| TASK TO COMPLETE |
Give only the number of lines below that contain the word "KENT".

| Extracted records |
Start

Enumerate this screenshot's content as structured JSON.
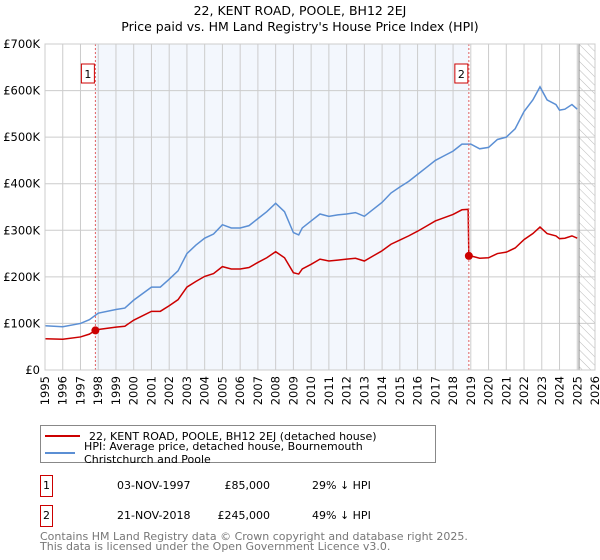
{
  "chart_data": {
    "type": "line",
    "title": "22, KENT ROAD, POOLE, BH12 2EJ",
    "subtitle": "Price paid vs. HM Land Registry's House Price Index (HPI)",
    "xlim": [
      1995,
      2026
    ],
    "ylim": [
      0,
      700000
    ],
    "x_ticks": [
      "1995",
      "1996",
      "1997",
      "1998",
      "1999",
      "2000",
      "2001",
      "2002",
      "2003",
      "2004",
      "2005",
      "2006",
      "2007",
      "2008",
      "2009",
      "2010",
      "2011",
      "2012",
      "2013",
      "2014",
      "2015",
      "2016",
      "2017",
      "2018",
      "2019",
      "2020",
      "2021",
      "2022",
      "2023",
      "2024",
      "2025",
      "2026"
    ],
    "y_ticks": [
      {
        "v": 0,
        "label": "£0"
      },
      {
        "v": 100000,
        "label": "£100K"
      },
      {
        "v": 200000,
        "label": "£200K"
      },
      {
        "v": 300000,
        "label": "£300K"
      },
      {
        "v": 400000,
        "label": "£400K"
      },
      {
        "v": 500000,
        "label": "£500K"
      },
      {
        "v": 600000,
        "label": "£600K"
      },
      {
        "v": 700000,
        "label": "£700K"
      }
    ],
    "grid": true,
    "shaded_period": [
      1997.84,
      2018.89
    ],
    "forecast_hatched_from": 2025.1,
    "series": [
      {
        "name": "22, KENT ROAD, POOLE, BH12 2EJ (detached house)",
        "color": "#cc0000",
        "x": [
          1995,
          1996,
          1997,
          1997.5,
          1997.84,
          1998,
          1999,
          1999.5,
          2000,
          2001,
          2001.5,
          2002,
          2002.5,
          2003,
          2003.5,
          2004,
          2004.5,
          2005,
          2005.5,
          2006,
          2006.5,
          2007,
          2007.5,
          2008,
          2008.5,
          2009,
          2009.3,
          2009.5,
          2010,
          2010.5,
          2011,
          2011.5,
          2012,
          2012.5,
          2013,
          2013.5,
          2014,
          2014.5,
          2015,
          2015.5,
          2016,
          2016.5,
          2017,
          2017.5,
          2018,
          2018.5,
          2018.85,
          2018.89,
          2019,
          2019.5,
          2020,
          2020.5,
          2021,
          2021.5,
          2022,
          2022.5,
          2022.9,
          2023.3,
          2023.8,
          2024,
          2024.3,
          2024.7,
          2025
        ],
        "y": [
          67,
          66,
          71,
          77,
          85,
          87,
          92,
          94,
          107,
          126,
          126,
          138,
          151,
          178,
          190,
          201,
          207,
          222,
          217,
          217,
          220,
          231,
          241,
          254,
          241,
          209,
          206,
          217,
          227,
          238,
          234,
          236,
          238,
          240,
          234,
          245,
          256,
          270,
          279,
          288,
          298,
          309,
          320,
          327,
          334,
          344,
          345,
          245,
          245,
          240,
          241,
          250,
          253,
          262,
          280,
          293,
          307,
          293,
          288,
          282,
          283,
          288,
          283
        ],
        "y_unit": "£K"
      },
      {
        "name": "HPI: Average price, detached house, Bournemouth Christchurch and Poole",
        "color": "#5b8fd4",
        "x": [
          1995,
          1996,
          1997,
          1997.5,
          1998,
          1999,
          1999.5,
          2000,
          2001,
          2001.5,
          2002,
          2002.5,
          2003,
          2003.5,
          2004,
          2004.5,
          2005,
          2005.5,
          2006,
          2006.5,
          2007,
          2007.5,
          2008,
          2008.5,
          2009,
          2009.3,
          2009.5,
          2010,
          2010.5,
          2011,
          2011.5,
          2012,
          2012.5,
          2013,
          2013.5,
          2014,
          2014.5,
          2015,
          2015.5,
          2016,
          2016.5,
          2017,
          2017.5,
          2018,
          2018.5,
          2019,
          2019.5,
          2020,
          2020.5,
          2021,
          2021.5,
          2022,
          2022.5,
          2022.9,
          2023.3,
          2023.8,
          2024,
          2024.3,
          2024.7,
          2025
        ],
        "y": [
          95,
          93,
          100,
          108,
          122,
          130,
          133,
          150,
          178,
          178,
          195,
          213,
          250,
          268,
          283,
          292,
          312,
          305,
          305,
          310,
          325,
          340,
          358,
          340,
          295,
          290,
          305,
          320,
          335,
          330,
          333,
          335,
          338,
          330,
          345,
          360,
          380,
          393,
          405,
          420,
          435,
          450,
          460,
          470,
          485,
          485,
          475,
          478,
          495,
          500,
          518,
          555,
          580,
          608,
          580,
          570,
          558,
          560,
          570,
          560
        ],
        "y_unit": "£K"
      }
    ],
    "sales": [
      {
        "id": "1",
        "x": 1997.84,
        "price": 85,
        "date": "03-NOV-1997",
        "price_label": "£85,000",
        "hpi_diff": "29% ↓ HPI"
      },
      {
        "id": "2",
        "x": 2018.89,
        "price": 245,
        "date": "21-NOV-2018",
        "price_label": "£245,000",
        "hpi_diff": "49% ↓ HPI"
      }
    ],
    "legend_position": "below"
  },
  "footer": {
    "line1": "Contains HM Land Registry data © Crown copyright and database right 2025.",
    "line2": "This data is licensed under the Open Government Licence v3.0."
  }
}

End
Start

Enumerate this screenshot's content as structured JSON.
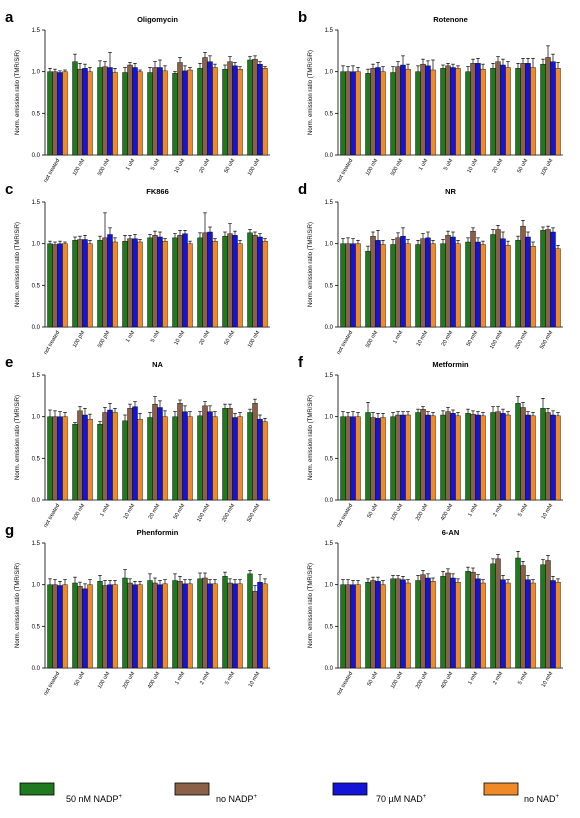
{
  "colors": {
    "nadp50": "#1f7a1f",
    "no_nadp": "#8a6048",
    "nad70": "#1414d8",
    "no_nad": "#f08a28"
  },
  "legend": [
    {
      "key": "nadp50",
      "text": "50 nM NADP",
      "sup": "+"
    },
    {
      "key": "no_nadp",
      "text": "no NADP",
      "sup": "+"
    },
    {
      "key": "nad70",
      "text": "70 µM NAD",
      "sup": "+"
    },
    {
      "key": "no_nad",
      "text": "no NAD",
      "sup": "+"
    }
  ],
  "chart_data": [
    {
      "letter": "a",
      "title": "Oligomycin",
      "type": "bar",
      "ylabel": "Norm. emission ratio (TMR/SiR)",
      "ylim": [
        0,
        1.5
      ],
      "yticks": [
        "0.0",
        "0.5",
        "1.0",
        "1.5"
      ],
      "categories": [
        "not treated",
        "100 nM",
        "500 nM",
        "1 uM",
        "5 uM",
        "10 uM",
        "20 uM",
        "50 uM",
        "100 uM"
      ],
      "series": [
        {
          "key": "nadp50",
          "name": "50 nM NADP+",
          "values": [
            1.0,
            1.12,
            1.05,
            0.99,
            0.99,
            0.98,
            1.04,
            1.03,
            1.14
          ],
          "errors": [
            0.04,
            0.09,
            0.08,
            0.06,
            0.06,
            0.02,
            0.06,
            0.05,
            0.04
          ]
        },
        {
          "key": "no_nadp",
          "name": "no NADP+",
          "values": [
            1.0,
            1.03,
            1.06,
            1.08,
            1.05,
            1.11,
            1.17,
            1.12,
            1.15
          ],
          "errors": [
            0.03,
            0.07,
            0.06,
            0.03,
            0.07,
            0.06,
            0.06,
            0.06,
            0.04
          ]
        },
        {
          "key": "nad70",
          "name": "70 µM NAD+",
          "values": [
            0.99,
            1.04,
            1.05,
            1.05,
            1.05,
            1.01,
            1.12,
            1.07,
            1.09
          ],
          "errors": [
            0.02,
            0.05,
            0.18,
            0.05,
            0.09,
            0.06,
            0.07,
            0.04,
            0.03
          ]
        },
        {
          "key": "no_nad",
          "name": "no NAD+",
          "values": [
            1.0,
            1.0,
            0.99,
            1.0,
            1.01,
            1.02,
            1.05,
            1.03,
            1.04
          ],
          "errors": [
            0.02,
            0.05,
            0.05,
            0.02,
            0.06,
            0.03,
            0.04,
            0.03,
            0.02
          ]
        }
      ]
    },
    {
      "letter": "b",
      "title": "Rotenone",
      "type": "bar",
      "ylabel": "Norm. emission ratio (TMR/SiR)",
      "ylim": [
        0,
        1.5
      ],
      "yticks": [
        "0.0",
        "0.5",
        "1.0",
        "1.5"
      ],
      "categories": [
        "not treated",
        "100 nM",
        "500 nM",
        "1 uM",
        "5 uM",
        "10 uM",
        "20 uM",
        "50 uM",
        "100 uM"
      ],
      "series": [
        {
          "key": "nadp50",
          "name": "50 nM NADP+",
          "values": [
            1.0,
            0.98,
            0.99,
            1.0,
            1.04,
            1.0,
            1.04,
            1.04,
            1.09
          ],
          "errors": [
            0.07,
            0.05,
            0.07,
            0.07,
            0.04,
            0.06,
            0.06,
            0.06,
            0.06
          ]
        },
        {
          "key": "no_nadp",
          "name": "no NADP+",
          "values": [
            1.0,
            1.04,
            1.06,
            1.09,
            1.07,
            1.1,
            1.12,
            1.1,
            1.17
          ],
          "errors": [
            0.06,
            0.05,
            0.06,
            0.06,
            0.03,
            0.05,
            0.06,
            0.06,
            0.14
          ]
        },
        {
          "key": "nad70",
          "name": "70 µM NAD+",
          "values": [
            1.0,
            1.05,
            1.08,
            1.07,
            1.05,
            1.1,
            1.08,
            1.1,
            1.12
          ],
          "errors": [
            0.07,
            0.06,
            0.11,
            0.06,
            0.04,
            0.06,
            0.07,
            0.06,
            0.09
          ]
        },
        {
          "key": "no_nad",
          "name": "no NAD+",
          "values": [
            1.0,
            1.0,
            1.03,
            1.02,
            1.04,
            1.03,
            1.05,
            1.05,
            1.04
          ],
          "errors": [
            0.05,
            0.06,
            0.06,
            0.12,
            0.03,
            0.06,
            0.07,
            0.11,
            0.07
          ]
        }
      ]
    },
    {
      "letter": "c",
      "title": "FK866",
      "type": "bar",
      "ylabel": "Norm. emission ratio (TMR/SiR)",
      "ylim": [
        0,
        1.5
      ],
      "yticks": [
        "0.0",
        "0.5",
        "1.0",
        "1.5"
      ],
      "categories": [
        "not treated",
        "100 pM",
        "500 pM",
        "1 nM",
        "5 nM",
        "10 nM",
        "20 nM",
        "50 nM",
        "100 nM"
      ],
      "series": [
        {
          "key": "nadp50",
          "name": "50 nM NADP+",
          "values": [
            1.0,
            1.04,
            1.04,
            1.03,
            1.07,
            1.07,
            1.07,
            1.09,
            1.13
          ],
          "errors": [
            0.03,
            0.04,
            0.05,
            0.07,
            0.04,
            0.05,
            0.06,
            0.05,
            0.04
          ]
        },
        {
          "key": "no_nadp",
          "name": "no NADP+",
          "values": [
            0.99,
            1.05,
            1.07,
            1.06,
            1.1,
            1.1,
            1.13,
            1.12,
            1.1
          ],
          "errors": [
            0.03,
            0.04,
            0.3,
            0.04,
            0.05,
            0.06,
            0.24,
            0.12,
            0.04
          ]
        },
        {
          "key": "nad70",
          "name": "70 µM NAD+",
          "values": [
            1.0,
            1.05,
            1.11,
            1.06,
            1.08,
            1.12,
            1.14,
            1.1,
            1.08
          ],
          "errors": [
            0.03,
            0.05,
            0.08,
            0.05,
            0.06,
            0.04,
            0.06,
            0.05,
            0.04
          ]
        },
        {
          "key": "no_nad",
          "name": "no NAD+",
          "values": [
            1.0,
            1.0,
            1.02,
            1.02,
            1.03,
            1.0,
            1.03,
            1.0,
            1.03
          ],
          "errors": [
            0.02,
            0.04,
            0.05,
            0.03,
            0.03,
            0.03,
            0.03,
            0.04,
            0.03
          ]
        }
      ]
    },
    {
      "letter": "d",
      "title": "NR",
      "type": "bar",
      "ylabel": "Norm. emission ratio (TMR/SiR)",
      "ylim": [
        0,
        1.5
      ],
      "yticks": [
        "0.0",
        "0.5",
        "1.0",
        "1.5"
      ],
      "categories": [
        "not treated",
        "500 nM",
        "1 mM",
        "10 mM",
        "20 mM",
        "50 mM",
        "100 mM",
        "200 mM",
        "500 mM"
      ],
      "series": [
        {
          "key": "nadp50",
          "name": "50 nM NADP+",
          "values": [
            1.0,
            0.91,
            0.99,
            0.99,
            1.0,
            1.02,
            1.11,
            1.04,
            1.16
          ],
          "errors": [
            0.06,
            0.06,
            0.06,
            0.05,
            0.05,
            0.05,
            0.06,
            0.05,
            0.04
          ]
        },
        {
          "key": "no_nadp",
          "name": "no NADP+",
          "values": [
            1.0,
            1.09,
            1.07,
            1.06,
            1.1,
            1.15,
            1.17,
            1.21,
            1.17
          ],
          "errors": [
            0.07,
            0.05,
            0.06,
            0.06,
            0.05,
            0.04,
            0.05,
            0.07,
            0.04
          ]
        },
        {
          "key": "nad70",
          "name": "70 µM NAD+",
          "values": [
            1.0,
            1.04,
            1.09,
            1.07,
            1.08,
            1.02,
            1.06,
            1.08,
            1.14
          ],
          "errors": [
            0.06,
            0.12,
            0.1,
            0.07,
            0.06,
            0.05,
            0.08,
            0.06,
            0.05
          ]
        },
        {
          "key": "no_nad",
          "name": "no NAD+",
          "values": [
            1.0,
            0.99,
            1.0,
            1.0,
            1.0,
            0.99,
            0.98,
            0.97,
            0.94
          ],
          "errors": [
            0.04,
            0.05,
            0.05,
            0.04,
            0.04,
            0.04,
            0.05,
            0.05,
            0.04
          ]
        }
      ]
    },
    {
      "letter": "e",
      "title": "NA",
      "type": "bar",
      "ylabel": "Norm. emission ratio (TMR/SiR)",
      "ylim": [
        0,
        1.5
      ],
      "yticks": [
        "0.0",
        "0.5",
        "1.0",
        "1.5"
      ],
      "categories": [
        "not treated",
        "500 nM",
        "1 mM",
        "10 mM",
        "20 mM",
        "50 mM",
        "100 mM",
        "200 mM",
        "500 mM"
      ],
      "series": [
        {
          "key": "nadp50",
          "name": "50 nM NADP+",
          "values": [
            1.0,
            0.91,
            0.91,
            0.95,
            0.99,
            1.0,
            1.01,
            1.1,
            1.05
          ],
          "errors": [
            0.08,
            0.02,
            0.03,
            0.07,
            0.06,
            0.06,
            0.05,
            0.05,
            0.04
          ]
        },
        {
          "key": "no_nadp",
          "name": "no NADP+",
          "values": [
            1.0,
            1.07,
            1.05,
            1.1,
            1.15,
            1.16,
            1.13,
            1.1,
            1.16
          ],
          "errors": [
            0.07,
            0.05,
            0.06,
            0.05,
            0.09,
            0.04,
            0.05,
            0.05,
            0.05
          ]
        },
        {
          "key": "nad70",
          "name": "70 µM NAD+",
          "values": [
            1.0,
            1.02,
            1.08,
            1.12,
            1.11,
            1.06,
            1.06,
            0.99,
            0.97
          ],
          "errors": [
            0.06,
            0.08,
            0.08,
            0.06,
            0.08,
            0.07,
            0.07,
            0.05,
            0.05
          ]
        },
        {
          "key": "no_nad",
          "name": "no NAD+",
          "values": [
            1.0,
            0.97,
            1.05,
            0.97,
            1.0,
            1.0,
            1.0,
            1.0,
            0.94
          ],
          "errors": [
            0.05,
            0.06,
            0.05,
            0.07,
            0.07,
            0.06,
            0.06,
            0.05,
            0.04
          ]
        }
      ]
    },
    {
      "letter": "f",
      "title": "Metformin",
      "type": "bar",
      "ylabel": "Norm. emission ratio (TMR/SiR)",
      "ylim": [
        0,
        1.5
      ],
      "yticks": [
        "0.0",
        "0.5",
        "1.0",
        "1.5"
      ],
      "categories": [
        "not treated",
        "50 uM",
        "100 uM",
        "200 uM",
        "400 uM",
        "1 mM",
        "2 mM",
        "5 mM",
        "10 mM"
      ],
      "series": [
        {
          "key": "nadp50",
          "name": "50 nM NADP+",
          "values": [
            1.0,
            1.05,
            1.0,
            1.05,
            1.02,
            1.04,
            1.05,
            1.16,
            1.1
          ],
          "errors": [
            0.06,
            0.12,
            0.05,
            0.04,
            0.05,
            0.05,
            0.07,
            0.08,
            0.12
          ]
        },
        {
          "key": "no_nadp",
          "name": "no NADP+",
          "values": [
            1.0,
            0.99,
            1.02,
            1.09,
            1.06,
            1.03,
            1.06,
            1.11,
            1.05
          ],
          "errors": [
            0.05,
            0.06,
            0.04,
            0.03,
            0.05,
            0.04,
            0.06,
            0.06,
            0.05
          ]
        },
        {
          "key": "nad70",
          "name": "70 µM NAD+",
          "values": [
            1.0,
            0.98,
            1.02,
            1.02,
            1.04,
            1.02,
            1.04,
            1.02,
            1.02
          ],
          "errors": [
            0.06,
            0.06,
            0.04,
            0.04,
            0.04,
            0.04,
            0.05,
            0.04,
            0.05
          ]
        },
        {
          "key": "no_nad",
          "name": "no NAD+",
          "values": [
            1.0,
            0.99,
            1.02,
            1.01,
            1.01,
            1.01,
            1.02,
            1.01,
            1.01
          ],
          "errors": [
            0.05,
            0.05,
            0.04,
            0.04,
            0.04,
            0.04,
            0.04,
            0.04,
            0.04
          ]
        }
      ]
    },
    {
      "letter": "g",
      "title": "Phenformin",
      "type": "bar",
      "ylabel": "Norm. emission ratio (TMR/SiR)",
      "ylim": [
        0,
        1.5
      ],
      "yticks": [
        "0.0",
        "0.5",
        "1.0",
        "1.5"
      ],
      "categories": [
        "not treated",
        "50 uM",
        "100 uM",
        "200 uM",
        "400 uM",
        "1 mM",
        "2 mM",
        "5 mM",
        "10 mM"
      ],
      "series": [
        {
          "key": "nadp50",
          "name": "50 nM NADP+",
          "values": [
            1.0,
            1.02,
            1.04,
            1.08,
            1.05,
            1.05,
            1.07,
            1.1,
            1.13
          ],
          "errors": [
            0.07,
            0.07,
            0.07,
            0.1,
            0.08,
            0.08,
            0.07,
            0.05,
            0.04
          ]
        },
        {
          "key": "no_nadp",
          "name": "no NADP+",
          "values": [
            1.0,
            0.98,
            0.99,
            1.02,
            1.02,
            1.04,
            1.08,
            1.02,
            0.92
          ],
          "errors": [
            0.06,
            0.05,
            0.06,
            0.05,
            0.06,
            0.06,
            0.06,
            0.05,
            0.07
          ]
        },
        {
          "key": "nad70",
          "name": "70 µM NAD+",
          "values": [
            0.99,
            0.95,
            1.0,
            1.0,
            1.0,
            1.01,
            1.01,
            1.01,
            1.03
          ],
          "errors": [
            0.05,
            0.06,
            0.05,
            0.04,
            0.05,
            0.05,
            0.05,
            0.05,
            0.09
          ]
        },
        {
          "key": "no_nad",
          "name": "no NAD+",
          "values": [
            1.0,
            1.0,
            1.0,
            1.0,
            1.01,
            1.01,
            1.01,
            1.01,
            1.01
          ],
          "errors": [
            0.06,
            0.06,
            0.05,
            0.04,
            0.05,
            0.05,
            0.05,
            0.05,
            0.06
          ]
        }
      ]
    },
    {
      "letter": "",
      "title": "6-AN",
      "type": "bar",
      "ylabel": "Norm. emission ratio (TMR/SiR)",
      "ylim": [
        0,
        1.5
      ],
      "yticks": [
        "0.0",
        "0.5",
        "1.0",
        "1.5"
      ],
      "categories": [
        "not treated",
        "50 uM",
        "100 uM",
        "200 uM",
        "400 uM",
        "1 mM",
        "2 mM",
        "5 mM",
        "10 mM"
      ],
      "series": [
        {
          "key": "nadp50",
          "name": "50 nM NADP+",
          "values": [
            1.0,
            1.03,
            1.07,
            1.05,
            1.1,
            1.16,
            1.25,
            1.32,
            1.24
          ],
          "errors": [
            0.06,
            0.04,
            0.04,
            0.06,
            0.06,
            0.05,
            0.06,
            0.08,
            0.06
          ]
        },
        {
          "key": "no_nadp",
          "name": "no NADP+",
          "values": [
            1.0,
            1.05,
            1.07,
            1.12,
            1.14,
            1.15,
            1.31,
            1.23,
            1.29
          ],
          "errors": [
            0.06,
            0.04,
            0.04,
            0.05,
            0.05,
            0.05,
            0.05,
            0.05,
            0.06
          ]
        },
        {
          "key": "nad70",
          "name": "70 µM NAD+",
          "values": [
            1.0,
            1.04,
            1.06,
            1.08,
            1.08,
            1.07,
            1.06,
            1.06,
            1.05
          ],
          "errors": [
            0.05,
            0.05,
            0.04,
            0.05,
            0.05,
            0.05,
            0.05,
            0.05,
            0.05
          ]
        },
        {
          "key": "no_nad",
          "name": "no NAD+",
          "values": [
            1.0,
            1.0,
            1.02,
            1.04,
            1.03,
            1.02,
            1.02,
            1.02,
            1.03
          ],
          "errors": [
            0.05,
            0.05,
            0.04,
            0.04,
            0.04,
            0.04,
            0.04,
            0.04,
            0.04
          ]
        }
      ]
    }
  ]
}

End
Start

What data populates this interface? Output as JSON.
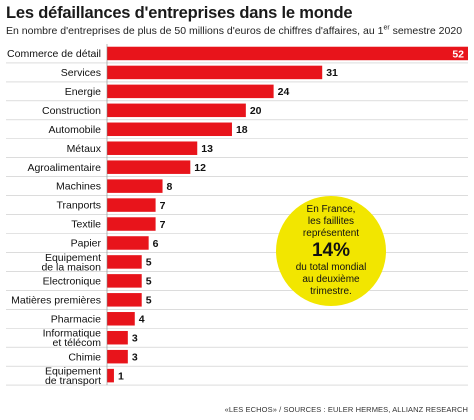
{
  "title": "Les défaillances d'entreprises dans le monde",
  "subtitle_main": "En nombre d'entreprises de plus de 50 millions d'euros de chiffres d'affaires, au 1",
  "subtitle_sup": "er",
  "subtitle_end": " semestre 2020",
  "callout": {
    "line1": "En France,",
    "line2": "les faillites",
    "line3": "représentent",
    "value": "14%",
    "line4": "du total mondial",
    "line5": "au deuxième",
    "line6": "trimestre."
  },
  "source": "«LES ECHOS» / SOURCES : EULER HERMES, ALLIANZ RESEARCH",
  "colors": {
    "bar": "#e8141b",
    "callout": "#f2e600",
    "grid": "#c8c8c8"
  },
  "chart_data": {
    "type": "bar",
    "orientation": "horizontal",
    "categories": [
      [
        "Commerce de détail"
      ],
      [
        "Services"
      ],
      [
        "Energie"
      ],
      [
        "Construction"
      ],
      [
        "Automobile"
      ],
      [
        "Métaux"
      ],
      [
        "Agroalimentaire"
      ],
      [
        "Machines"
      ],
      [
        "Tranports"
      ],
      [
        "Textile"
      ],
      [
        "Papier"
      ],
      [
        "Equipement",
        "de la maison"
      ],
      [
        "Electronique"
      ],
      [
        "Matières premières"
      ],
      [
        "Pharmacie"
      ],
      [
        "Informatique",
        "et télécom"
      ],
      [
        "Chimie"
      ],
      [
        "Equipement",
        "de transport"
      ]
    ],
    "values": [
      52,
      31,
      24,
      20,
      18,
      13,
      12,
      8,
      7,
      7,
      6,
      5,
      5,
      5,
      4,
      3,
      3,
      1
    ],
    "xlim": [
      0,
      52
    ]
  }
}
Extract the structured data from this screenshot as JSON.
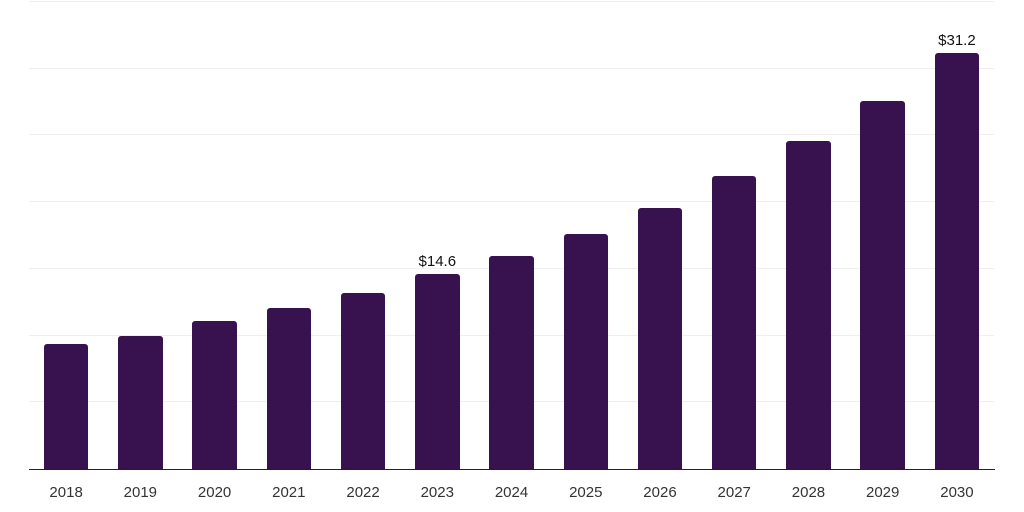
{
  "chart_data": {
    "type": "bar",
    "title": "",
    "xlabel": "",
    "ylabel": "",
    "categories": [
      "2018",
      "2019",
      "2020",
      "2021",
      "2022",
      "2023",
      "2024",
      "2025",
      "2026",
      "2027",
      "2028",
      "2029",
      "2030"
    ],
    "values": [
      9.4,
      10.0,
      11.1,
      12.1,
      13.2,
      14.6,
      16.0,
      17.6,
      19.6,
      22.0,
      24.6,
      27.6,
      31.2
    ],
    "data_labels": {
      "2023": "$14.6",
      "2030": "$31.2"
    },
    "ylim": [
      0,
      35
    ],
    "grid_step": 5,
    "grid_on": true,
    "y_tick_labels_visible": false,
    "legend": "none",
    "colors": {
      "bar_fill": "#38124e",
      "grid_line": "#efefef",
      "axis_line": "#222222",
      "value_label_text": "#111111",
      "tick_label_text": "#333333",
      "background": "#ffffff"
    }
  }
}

End

| WRITTEN SOLUTION |
2